Quote all of the entries word for word.
[start Data rows]
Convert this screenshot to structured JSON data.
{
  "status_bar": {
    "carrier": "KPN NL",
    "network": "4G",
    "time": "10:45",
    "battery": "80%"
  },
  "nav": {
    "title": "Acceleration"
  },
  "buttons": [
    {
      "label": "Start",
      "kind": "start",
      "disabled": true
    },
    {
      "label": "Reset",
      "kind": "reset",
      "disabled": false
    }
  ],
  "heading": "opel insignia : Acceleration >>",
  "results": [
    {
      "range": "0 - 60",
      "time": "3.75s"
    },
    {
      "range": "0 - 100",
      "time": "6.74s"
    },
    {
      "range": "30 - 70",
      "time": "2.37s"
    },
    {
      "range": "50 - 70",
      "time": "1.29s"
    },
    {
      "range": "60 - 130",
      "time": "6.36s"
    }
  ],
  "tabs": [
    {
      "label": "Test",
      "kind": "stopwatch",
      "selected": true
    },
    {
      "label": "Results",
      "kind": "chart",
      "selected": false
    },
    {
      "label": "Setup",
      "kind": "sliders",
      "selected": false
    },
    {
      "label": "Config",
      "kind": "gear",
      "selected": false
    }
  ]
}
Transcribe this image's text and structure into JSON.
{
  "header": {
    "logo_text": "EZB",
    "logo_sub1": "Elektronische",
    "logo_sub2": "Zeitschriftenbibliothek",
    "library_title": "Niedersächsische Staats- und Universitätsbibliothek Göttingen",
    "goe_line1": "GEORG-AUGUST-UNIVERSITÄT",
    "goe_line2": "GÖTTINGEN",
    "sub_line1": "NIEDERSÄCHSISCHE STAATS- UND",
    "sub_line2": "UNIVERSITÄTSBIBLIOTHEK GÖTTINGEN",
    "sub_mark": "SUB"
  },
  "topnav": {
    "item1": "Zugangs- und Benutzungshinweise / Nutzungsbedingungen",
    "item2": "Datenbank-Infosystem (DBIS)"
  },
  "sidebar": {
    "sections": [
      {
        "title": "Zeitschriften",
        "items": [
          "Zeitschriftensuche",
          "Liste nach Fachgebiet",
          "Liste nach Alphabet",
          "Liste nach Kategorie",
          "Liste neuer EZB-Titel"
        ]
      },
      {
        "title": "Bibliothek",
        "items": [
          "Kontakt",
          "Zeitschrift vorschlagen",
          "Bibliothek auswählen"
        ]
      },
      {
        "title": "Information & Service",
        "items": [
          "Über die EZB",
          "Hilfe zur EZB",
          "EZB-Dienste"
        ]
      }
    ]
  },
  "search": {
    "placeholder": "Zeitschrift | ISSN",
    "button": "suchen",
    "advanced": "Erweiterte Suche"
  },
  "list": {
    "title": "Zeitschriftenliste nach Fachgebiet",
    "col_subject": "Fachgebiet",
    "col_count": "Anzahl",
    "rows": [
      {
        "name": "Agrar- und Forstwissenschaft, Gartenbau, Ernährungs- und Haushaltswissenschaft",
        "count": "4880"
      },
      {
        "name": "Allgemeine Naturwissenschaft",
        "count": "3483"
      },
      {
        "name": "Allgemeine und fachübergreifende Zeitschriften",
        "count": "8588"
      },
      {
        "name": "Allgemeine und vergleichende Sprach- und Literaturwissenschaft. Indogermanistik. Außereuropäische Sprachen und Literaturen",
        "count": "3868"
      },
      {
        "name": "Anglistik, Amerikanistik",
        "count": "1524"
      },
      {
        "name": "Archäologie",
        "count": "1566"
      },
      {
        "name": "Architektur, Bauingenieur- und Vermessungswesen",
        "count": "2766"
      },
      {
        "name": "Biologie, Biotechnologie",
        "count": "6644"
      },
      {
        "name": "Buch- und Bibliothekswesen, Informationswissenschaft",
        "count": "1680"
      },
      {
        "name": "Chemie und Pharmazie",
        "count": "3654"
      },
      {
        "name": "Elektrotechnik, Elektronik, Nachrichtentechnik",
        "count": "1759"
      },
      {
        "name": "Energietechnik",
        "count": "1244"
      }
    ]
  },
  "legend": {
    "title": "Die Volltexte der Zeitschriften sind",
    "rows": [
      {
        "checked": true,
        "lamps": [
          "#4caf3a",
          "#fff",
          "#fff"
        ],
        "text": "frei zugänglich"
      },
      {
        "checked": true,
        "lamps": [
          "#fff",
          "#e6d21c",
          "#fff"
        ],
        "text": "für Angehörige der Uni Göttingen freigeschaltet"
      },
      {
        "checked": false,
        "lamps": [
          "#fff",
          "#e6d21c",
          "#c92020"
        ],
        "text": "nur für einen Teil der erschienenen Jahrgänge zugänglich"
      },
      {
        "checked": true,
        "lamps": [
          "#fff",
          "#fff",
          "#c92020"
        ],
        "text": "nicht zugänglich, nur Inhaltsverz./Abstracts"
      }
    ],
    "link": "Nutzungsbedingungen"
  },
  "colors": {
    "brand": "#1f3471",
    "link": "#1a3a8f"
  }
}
[end Data rows]
§ **Output**
Convert this screenshot to structured JSON data.
{
  "status_bar": {
    "carrier": "KPN NL",
    "network": "4G",
    "time": "10:45",
    "battery": "80%"
  },
  "nav": {
    "title": "Acceleration"
  },
  "buttons": [
    {
      "label": "Start",
      "kind": "start",
      "disabled": true
    },
    {
      "label": "Reset",
      "kind": "reset",
      "disabled": false
    }
  ],
  "heading": "opel insignia : Acceleration >>",
  "results": [
    {
      "range": "0 - 60",
      "time": "3.75s"
    },
    {
      "range": "0 - 100",
      "time": "6.74s"
    },
    {
      "range": "30 - 70",
      "time": "2.37s"
    },
    {
      "range": "50 - 70",
      "time": "1.29s"
    },
    {
      "range": "60 - 130",
      "time": "6.36s"
    }
  ],
  "tabs": [
    {
      "label": "Test",
      "kind": "stopwatch",
      "selected": true
    },
    {
      "label": "Results",
      "kind": "chart",
      "selected": false
    },
    {
      "label": "Setup",
      "kind": "sliders",
      "selected": false
    },
    {
      "label": "Config",
      "kind": "gear",
      "selected": false
    }
  ]
}
Transcribe this image's text and structure into JSON.
{
  "header": {
    "logo_text": "EZB",
    "logo_sub1": "Elektronische",
    "logo_sub2": "Zeitschriftenbibliothek",
    "library_title": "Niedersächsische Staats- und Universitätsbibliothek Göttingen",
    "goe_line1": "GEORG-AUGUST-UNIVERSITÄT",
    "goe_line2": "GÖTTINGEN",
    "sub_line1": "NIEDERSÄCHSISCHE STAATS- UND",
    "sub_line2": "UNIVERSITÄTSBIBLIOTHEK GÖTTINGEN",
    "sub_mark": "SUB"
  },
  "topnav": {
    "item1": "Zugangs- und Benutzungshinweise / Nutzungsbedingungen",
    "item2": "Datenbank-Infosystem (DBIS)"
  },
  "sidebar": {
    "sections": [
      {
        "title": "Zeitschriften",
        "items": [
          "Zeitschriftensuche",
          "Liste nach Fachgebiet",
          "Liste nach Alphabet",
          "Liste nach Kategorie",
          "Liste neuer EZB-Titel"
        ]
      },
      {
        "title": "Bibliothek",
        "items": [
          "Kontakt",
          "Zeitschrift vorschlagen",
          "Bibliothek auswählen"
        ]
      },
      {
        "title": "Information & Service",
        "items": [
          "Über die EZB",
          "Hilfe zur EZB",
          "EZB-Dienste"
        ]
      }
    ]
  },
  "search": {
    "placeholder": "Zeitschrift | ISSN",
    "button": "suchen",
    "advanced": "Erweiterte Suche"
  },
  "list": {
    "title": "Zeitschriftenliste nach Fachgebiet",
    "col_subject": "Fachgebiet",
    "col_count": "Anzahl",
    "rows": [
      {
        "name": "Agrar- und Forstwissenschaft, Gartenbau, Ernährungs- und Haushaltswissenschaft",
        "count": "4880"
      },
      {
        "name": "Allgemeine Naturwissenschaft",
        "count": "3483"
      },
      {
        "name": "Allgemeine und fachübergreifende Zeitschriften",
        "count": "8588"
      },
      {
        "name": "Allgemeine und vergleichende Sprach- und Literaturwissenschaft. Indogermanistik. Außereuropäische Sprachen und Literaturen",
        "count": "3868"
      },
      {
        "name": "Anglistik, Amerikanistik",
        "count": "1524"
      },
      {
        "name": "Archäologie",
        "count": "1566"
      },
      {
        "name": "Architektur, Bauingenieur- und Vermessungswesen",
        "count": "2766"
      },
      {
        "name": "Biologie, Biotechnologie",
        "count": "6644"
      },
      {
        "name": "Buch- und Bibliothekswesen, Informationswissenschaft",
        "count": "1680"
      },
      {
        "name": "Chemie und Pharmazie",
        "count": "3654"
      },
      {
        "name": "Elektrotechnik, Elektronik, Nachrichtentechnik",
        "count": "1759"
      },
      {
        "name": "Energietechnik",
        "count": "1244"
      }
    ]
  },
  "legend": {
    "title": "Die Volltexte der Zeitschriften sind",
    "rows": [
      {
        "checked": true,
        "lamps": [
          "#4caf3a",
          "#fff",
          "#fff"
        ],
        "text": "frei zugänglich"
      },
      {
        "checked": true,
        "lamps": [
          "#fff",
          "#e6d21c",
          "#fff"
        ],
        "text": "für Angehörige der Uni Göttingen freigeschaltet"
      },
      {
        "checked": false,
        "lamps": [
          "#fff",
          "#e6d21c",
          "#c92020"
        ],
        "text": "nur für einen Teil der erschienenen Jahrgänge zugänglich"
      },
      {
        "checked": true,
        "lamps": [
          "#fff",
          "#fff",
          "#c92020"
        ],
        "text": "nicht zugänglich, nur Inhaltsverz./Abstracts"
      }
    ],
    "link": "Nutzungsbedingungen"
  },
  "colors": {
    "brand": "#1f3471",
    "link": "#1a3a8f"
  }
}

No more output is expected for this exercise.